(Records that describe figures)
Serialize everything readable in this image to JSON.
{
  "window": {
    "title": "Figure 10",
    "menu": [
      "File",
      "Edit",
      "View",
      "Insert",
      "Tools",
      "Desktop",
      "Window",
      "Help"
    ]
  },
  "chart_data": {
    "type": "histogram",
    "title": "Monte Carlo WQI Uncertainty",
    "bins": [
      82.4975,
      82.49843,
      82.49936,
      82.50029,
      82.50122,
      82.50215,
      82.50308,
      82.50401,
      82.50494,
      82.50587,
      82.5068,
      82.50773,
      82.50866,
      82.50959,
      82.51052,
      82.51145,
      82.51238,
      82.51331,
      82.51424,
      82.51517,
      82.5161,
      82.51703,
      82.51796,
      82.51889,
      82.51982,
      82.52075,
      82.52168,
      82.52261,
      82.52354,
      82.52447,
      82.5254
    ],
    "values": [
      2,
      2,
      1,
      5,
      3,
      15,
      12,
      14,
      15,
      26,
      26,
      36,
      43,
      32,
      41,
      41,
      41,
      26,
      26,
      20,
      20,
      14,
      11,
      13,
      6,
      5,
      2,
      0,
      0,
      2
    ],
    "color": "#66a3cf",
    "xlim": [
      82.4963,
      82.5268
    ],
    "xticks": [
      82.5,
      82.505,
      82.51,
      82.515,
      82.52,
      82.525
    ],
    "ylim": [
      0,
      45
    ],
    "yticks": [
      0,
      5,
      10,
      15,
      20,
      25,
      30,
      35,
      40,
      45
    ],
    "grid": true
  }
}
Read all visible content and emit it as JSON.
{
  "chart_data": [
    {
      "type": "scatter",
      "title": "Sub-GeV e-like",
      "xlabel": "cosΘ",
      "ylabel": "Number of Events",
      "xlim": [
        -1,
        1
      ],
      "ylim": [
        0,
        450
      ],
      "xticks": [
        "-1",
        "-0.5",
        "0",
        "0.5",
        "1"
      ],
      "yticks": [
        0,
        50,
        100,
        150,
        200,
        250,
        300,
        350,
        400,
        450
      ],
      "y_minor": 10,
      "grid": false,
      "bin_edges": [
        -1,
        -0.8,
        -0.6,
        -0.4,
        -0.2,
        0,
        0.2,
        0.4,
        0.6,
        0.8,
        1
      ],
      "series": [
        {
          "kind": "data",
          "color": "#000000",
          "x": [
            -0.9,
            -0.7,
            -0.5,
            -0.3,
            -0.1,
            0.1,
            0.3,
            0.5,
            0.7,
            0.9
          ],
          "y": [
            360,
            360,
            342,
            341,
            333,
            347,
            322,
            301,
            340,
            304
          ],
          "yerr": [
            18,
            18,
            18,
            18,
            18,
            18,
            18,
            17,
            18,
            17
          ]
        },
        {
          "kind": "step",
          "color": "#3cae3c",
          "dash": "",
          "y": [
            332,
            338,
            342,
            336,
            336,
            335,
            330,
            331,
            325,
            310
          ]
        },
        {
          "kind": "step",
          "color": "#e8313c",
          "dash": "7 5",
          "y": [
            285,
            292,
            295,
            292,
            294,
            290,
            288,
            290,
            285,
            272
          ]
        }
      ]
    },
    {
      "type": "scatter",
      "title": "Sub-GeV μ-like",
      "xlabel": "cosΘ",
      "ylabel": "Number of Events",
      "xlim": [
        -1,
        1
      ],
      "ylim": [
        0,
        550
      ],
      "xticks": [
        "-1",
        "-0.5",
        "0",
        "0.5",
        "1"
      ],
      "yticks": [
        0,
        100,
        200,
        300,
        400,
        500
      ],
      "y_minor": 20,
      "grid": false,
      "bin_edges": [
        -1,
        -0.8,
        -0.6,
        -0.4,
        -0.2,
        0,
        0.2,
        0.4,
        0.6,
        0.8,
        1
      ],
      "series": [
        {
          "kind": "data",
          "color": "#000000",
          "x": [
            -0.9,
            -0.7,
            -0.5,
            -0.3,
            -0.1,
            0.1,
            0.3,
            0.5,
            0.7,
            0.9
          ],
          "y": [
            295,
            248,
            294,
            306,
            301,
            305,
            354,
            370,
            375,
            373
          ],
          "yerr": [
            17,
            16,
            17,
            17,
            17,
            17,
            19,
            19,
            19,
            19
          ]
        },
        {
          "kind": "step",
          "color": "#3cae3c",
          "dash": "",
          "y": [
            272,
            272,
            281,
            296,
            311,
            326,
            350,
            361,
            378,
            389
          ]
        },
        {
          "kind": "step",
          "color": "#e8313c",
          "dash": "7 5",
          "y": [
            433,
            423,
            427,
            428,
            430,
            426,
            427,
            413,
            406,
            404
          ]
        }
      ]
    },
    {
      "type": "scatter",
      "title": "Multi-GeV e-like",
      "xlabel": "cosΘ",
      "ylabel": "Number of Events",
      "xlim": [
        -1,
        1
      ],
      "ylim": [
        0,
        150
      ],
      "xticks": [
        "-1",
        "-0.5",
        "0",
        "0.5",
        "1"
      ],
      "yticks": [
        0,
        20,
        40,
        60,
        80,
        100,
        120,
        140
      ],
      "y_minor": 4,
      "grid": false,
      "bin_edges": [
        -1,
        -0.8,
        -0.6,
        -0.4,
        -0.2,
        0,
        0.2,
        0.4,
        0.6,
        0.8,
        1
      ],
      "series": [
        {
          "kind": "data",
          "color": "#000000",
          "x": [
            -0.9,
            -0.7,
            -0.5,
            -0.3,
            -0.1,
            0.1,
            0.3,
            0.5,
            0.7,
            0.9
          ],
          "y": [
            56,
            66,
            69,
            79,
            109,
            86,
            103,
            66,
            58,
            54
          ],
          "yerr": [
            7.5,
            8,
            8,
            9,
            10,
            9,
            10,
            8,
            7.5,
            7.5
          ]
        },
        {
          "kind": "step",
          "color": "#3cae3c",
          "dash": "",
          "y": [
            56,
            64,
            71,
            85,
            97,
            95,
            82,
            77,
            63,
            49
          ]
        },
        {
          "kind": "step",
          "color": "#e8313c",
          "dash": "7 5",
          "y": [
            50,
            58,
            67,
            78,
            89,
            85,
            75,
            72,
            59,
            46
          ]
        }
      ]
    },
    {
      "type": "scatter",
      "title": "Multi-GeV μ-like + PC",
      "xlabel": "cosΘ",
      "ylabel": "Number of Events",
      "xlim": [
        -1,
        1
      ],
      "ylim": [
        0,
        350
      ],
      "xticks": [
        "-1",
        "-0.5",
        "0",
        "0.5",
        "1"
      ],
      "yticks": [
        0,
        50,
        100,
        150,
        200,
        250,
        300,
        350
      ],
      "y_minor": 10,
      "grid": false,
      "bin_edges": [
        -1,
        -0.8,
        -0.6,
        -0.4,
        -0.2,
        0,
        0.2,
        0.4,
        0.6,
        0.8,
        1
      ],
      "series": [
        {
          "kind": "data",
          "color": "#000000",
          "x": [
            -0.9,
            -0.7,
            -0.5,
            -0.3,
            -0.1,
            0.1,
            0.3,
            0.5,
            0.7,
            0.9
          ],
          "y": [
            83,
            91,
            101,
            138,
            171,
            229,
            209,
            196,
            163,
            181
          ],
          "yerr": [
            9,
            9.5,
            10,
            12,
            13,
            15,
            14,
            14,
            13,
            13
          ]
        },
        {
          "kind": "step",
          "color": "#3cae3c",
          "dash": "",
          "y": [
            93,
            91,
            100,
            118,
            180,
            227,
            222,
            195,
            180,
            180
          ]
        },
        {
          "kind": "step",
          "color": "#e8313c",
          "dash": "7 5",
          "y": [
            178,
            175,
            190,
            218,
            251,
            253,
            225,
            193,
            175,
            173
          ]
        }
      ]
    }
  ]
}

Exercise -> Within the listing above, copy each line that has the string "Multi".

Output of the exercise ->
      "title": "Multi-GeV e-like",
      "title": "Multi-GeV μ-like + PC",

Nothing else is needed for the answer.